[Entries with figure data]
--------
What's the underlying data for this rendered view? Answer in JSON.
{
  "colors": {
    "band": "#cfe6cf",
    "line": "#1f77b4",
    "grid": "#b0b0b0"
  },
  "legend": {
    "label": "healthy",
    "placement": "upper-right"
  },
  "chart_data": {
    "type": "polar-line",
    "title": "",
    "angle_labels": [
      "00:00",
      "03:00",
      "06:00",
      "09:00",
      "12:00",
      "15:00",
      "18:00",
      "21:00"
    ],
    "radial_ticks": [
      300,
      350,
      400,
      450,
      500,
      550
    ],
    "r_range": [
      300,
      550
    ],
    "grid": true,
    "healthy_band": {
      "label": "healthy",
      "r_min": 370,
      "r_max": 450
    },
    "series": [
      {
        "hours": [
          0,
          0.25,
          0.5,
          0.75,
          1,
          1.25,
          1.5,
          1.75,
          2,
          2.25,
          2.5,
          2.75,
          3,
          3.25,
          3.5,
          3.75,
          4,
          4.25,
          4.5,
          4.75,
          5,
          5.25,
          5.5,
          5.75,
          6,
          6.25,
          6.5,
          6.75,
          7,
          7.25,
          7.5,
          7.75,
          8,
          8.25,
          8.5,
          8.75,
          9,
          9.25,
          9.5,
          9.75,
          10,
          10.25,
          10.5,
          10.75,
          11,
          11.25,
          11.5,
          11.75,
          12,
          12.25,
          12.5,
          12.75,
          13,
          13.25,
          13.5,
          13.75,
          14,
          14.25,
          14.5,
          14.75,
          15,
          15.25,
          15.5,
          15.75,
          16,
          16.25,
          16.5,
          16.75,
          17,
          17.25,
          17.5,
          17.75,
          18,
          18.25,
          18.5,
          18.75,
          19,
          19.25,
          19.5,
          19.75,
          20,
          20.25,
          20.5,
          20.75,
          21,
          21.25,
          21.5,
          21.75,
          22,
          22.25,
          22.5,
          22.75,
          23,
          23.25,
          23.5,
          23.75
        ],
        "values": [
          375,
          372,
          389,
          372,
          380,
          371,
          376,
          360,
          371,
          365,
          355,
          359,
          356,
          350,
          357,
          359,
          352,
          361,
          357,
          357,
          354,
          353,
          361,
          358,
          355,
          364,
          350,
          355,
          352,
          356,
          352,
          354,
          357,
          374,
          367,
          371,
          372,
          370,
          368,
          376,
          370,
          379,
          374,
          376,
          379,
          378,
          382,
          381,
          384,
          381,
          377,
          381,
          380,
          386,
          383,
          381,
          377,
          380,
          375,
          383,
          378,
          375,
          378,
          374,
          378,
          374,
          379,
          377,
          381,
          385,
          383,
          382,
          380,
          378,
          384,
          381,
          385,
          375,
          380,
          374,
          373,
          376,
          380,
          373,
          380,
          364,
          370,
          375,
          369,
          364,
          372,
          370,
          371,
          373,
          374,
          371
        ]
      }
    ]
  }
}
--------
GIVEN PROBLEM: Set down every record above exactly as given.

RESPONSE TO THE TASK:
What's the underlying data for this rendered view? Answer in JSON.
{
  "colors": {
    "band": "#cfe6cf",
    "line": "#1f77b4",
    "grid": "#b0b0b0"
  },
  "legend": {
    "label": "healthy",
    "placement": "upper-right"
  },
  "chart_data": {
    "type": "polar-line",
    "title": "",
    "angle_labels": [
      "00:00",
      "03:00",
      "06:00",
      "09:00",
      "12:00",
      "15:00",
      "18:00",
      "21:00"
    ],
    "radial_ticks": [
      300,
      350,
      400,
      450,
      500,
      550
    ],
    "r_range": [
      300,
      550
    ],
    "grid": true,
    "healthy_band": {
      "label": "healthy",
      "r_min": 370,
      "r_max": 450
    },
    "series": [
      {
        "hours": [
          0,
          0.25,
          0.5,
          0.75,
          1,
          1.25,
          1.5,
          1.75,
          2,
          2.25,
          2.5,
          2.75,
          3,
          3.25,
          3.5,
          3.75,
          4,
          4.25,
          4.5,
          4.75,
          5,
          5.25,
          5.5,
          5.75,
          6,
          6.25,
          6.5,
          6.75,
          7,
          7.25,
          7.5,
          7.75,
          8,
          8.25,
          8.5,
          8.75,
          9,
          9.25,
          9.5,
          9.75,
          10,
          10.25,
          10.5,
          10.75,
          11,
          11.25,
          11.5,
          11.75,
          12,
          12.25,
          12.5,
          12.75,
          13,
          13.25,
          13.5,
          13.75,
          14,
          14.25,
          14.5,
          14.75,
          15,
          15.25,
          15.5,
          15.75,
          16,
          16.25,
          16.5,
          16.75,
          17,
          17.25,
          17.5,
          17.75,
          18,
          18.25,
          18.5,
          18.75,
          19,
          19.25,
          19.5,
          19.75,
          20,
          20.25,
          20.5,
          20.75,
          21,
          21.25,
          21.5,
          21.75,
          22,
          22.25,
          22.5,
          22.75,
          23,
          23.25,
          23.5,
          23.75
        ],
        "values": [
          375,
          372,
          389,
          372,
          380,
          371,
          376,
          360,
          371,
          365,
          355,
          359,
          356,
          350,
          357,
          359,
          352,
          361,
          357,
          357,
          354,
          353,
          361,
          358,
          355,
          364,
          350,
          355,
          352,
          356,
          352,
          354,
          357,
          374,
          367,
          371,
          372,
          370,
          368,
          376,
          370,
          379,
          374,
          376,
          379,
          378,
          382,
          381,
          384,
          381,
          377,
          381,
          380,
          386,
          383,
          381,
          377,
          380,
          375,
          383,
          378,
          375,
          378,
          374,
          378,
          374,
          379,
          377,
          381,
          385,
          383,
          382,
          380,
          378,
          384,
          381,
          385,
          375,
          380,
          374,
          373,
          376,
          380,
          373,
          380,
          364,
          370,
          375,
          369,
          364,
          372,
          370,
          371,
          373,
          374,
          371
        ]
      }
    ]
  }
}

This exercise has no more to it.